# start of Provided information

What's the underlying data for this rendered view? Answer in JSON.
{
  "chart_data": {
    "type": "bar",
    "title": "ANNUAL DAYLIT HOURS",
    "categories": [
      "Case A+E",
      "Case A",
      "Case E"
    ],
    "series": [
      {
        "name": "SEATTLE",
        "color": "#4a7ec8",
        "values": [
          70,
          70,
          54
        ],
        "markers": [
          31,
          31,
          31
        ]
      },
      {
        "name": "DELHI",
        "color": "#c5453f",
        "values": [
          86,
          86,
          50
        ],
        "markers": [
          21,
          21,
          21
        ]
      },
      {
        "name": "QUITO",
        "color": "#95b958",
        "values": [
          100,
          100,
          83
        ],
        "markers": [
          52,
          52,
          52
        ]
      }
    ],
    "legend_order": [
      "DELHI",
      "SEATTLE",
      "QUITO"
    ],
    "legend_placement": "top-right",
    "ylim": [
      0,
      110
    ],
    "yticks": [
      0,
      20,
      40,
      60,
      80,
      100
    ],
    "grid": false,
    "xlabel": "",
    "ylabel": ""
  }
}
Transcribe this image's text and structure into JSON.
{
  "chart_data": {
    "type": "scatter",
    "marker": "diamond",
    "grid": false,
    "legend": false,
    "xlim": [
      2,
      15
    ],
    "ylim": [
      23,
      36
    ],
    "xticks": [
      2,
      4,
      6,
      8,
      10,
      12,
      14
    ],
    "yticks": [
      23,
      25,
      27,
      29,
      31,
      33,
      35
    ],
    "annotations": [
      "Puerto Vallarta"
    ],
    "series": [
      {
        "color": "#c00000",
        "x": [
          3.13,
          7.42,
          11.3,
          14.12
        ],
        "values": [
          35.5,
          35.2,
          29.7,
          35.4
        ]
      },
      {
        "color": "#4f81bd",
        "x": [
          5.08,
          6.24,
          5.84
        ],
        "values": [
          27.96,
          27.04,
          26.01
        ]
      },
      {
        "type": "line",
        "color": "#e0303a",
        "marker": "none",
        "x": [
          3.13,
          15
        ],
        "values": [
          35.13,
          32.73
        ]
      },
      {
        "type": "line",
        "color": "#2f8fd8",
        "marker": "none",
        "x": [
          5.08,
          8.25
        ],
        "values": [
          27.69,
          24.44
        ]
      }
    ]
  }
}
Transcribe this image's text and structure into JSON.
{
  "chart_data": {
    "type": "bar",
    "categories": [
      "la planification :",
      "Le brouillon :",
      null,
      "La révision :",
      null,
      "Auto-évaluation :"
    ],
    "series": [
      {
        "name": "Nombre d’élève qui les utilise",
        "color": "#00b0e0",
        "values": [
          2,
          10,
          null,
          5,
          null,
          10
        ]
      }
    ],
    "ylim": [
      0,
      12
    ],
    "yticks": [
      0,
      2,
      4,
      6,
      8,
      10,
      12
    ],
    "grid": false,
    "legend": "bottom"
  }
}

# end of Provided information

- Exercise task -
Locate the word "color" in the records and collect each line it appears in.

- Reply to the exercise -
        "color": "#4a7ec8",
        "color": "#c5453f",
        "color": "#95b958",
        "color": "#c00000",
        "color": "#4f81bd",
        "color": "#e0303a",
        "color": "#2f8fd8",
        "color": "#00b0e0",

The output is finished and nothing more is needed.